▸ **TASK**:
Look through the lines below and extract any with the word "relative".

START

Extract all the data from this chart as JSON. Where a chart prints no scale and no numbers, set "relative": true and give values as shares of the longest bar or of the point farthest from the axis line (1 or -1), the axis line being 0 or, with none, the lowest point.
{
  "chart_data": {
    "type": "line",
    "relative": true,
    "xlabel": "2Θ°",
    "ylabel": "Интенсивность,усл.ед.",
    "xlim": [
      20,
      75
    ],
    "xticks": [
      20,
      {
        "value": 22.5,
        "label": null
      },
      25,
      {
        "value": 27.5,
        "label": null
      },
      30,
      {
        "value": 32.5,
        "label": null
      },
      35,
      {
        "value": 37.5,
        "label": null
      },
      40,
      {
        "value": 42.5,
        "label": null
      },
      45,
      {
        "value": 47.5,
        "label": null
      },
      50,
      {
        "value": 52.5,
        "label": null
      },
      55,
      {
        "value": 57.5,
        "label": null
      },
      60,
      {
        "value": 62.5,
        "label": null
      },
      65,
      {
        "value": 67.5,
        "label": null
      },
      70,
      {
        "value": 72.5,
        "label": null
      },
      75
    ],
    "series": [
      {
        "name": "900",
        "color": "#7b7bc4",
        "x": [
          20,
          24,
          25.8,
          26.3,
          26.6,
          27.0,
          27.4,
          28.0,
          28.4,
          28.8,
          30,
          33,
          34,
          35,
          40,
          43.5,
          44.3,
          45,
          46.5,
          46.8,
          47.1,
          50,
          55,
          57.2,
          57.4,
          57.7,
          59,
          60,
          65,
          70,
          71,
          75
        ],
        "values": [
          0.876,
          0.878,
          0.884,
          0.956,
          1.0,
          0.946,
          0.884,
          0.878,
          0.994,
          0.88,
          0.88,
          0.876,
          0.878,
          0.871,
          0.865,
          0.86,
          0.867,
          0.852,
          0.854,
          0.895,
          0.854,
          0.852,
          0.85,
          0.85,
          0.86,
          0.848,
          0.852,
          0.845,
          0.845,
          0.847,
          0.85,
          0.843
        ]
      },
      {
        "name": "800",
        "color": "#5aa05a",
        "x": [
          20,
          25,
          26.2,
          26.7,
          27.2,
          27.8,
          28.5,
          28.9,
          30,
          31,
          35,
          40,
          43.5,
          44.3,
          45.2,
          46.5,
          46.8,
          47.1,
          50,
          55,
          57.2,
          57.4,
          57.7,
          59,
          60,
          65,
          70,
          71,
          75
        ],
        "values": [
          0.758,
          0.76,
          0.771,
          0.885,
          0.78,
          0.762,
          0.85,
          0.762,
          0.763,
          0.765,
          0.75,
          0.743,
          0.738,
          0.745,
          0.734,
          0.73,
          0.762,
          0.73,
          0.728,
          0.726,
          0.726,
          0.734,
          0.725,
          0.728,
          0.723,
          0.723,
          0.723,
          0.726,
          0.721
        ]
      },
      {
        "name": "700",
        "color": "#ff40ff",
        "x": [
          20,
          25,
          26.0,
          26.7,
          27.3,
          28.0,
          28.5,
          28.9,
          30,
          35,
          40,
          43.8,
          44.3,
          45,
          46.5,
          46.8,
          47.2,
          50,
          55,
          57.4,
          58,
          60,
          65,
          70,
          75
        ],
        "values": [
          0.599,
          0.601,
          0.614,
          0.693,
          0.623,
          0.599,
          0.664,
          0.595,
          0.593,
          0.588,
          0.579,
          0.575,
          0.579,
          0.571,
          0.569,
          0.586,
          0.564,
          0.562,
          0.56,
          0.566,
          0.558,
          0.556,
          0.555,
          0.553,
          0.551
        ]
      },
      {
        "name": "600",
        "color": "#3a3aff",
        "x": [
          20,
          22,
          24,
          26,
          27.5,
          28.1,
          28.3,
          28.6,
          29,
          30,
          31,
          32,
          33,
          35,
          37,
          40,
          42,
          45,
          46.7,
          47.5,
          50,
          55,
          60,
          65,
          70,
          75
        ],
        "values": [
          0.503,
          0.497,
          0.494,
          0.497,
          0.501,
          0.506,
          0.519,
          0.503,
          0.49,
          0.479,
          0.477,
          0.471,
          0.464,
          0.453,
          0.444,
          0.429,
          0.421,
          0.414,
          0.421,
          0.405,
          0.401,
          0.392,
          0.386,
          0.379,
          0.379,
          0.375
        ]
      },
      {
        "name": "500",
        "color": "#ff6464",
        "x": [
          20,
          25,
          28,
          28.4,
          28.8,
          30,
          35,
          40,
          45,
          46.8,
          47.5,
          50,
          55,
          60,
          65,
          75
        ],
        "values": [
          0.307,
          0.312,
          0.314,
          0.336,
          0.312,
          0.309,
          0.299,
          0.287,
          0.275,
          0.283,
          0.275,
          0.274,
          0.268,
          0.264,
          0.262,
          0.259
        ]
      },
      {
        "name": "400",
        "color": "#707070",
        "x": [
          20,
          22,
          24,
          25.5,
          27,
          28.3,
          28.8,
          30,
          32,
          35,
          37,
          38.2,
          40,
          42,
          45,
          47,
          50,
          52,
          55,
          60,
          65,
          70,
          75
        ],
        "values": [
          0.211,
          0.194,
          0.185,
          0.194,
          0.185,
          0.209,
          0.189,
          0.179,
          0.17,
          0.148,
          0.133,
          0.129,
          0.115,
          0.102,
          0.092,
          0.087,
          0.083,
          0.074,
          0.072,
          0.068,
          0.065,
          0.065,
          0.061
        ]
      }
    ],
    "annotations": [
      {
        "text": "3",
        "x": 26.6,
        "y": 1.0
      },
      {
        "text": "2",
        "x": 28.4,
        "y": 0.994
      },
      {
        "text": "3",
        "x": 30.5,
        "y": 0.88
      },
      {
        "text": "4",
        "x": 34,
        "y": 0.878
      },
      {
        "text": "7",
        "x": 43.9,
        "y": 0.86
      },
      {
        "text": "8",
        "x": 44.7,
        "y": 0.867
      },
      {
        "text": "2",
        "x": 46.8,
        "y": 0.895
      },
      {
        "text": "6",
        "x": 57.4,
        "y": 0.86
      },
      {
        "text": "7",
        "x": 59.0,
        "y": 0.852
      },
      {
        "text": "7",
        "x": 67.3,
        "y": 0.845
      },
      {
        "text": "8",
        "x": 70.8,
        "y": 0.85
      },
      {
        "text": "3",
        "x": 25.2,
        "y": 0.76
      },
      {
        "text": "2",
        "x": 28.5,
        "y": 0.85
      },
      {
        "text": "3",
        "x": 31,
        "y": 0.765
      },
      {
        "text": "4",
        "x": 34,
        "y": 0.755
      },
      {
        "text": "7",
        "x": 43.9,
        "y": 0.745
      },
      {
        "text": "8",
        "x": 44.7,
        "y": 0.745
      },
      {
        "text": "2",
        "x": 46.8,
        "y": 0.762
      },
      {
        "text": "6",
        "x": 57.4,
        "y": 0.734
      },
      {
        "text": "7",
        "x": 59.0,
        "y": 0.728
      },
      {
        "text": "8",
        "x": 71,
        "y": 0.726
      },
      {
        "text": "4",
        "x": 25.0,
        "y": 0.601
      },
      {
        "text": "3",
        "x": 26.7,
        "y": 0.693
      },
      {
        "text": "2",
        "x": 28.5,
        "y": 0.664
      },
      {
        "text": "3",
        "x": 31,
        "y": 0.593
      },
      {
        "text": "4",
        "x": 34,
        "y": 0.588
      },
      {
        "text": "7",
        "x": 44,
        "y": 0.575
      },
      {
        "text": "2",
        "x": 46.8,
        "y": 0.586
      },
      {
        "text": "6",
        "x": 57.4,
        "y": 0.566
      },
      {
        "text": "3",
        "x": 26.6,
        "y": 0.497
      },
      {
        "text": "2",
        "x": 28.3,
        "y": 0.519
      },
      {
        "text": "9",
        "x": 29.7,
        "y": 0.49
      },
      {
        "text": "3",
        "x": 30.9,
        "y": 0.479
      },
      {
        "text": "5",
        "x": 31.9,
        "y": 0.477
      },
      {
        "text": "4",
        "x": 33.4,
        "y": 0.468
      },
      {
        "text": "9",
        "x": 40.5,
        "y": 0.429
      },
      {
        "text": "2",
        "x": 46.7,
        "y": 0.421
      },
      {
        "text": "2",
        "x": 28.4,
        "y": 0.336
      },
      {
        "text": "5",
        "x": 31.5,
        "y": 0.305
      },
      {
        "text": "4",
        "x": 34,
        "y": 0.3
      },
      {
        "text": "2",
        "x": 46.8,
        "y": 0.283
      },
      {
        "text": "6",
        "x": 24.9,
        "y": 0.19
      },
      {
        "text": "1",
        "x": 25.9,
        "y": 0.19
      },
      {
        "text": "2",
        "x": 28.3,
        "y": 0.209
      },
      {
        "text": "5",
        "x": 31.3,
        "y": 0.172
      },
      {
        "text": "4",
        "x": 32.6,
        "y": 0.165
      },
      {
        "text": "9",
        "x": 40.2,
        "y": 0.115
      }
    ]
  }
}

END

▸ **WRITTEN REPLY**:
Extract all the data from this chart as JSON. Where a chart prints no scale and no numbers, set "relative": true and give values as shares of the longest bar or of the point farthest from the axis line (1 or -1), the axis line being 0 or, with none, the lowest point.
    "relative": true,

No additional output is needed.